◆ **Task goal**
Transcribe the entries that follow exactly as they appear, minus pictures.

◆ **Records from a collection**
• • • • •
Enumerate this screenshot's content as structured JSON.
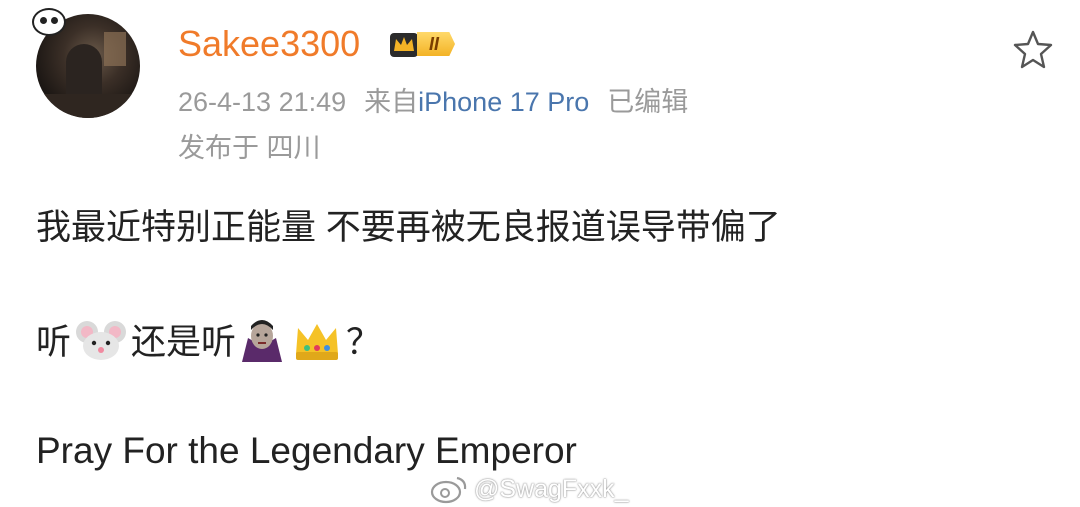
{
  "post": {
    "username": "Sakee3300",
    "vip_level": "II",
    "timestamp": "26-4-13 21:49",
    "source_prefix": "来自",
    "device": "iPhone 17 Pro",
    "edited": "已编辑",
    "location": "发布于 四川",
    "line1": "我最近特别正能量 不要再被无良报道误导带偏了",
    "line2_a": "听",
    "line2_b": "还是听",
    "line2_end": "？",
    "line3": "Pray For the Legendary Emperor"
  },
  "watermark": {
    "text": "@SwagFxxk_"
  },
  "icons": {
    "favorite": "star-outline-icon",
    "vip": "crown-icon",
    "emoji_1": "mouse-face-emoji",
    "emoji_2": "vampire-emoji",
    "emoji_3": "crown-emoji",
    "watermark": "weibo-logo-icon"
  },
  "colors": {
    "username": "#f07b2a",
    "meta": "#9a9a9a",
    "device_link": "#4a76ad",
    "text": "#222222"
  }
}
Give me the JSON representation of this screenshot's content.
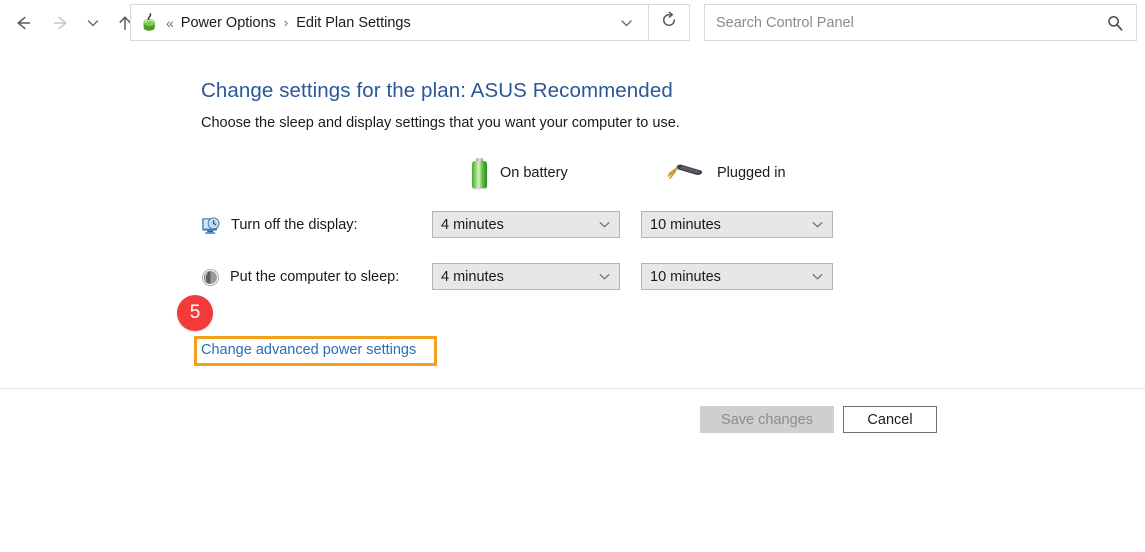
{
  "window": {
    "nav": {
      "back_icon": "arrow-left-icon",
      "back_label": "Back",
      "forward_icon": "arrow-right-icon",
      "forward_label": "Forward",
      "forward_disabled": true,
      "recent_icon": "chevron-down-icon",
      "recent_label": "Recent locations",
      "up_icon": "arrow-up-icon",
      "up_label": "Up one level"
    },
    "address_bar": {
      "icon": "power-options-battery-icon",
      "overflow_separator": "«",
      "crumb_separator": "›",
      "crumbs": [
        "Power Options",
        "Edit Plan Settings"
      ],
      "dropdown_icon": "chevron-down-icon"
    },
    "refresh": {
      "icon": "refresh-icon",
      "label": "Refresh"
    },
    "search": {
      "placeholder": "Search Control Panel",
      "value": "",
      "icon": "search-icon"
    }
  },
  "main": {
    "title": "Change settings for the plan: ASUS Recommended",
    "subtitle": "Choose the sleep and display settings that you want your computer to use.",
    "columns": [
      {
        "id": "on-battery",
        "label": "On battery",
        "icon": "battery-icon"
      },
      {
        "id": "plugged-in",
        "label": "Plugged in",
        "icon": "power-plug-icon"
      }
    ],
    "rows": [
      {
        "id": "turn-off-display",
        "icon": "display-clock-icon",
        "label": "Turn off the display:",
        "on_battery": "4 minutes",
        "plugged_in": "10 minutes"
      },
      {
        "id": "put-computer-to-sleep",
        "icon": "sleep-moon-icon",
        "label": "Put the computer to sleep:",
        "on_battery": "4 minutes",
        "plugged_in": "10 minutes"
      }
    ],
    "combo_arrow_icon": "chevron-down-icon",
    "advanced_link": "Change advanced power settings",
    "annotation": {
      "number": "5",
      "badge_color": "#f23a3a",
      "highlight_color": "#f2a01e"
    }
  },
  "footer": {
    "save_label": "Save changes",
    "save_disabled": true,
    "cancel_label": "Cancel"
  },
  "theme": {
    "title_blue": "#2b5797",
    "link_blue": "#2b6cb8",
    "combo_bg": "#e7e7e7",
    "combo_border": "#b4b4b4",
    "divider": "#e3e3e3"
  }
}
• • • • •
◆ **Answer to the exercise**
Enumerate this screenshot's content as structured JSON.
{
  "post": {
    "username": "Sakee3300",
    "vip_level": "II",
    "timestamp": "26-4-13 21:49",
    "source_prefix": "来自",
    "device": "iPhone 17 Pro",
    "edited": "已编辑",
    "location": "发布于 四川",
    "line1": "我最近特别正能量 不要再被无良报道误导带偏了",
    "line2_a": "听",
    "line2_b": "还是听",
    "line2_end": "？",
    "line3": "Pray For the Legendary Emperor"
  },
  "watermark": {
    "text": "@SwagFxxk_"
  },
  "icons": {
    "favorite": "star-outline-icon",
    "vip": "crown-icon",
    "emoji_1": "mouse-face-emoji",
    "emoji_2": "vampire-emoji",
    "emoji_3": "crown-emoji",
    "watermark": "weibo-logo-icon"
  },
  "colors": {
    "username": "#f07b2a",
    "meta": "#9a9a9a",
    "device_link": "#4a76ad",
    "text": "#222222"
  }
}
Give me the JSON representation of this screenshot's content.
{
  "window": {
    "nav": {
      "back_icon": "arrow-left-icon",
      "back_label": "Back",
      "forward_icon": "arrow-right-icon",
      "forward_label": "Forward",
      "forward_disabled": true,
      "recent_icon": "chevron-down-icon",
      "recent_label": "Recent locations",
      "up_icon": "arrow-up-icon",
      "up_label": "Up one level"
    },
    "address_bar": {
      "icon": "power-options-battery-icon",
      "overflow_separator": "«",
      "crumb_separator": "›",
      "crumbs": [
        "Power Options",
        "Edit Plan Settings"
      ],
      "dropdown_icon": "chevron-down-icon"
    },
    "refresh": {
      "icon": "refresh-icon",
      "label": "Refresh"
    },
    "search": {
      "placeholder": "Search Control Panel",
      "value": "",
      "icon": "search-icon"
    }
  },
  "main": {
    "title": "Change settings for the plan: ASUS Recommended",
    "subtitle": "Choose the sleep and display settings that you want your computer to use.",
    "columns": [
      {
        "id": "on-battery",
        "label": "On battery",
        "icon": "battery-icon"
      },
      {
        "id": "plugged-in",
        "label": "Plugged in",
        "icon": "power-plug-icon"
      }
    ],
    "rows": [
      {
        "id": "turn-off-display",
        "icon": "display-clock-icon",
        "label": "Turn off the display:",
        "on_battery": "4 minutes",
        "plugged_in": "10 minutes"
      },
      {
        "id": "put-computer-to-sleep",
        "icon": "sleep-moon-icon",
        "label": "Put the computer to sleep:",
        "on_battery": "4 minutes",
        "plugged_in": "10 minutes"
      }
    ],
    "combo_arrow_icon": "chevron-down-icon",
    "advanced_link": "Change advanced power settings",
    "annotation": {
      "number": "5",
      "badge_color": "#f23a3a",
      "highlight_color": "#f2a01e"
    }
  },
  "footer": {
    "save_label": "Save changes",
    "save_disabled": true,
    "cancel_label": "Cancel"
  },
  "theme": {
    "title_blue": "#2b5797",
    "link_blue": "#2b6cb8",
    "combo_bg": "#e7e7e7",
    "combo_border": "#b4b4b4",
    "divider": "#e3e3e3"
  }
}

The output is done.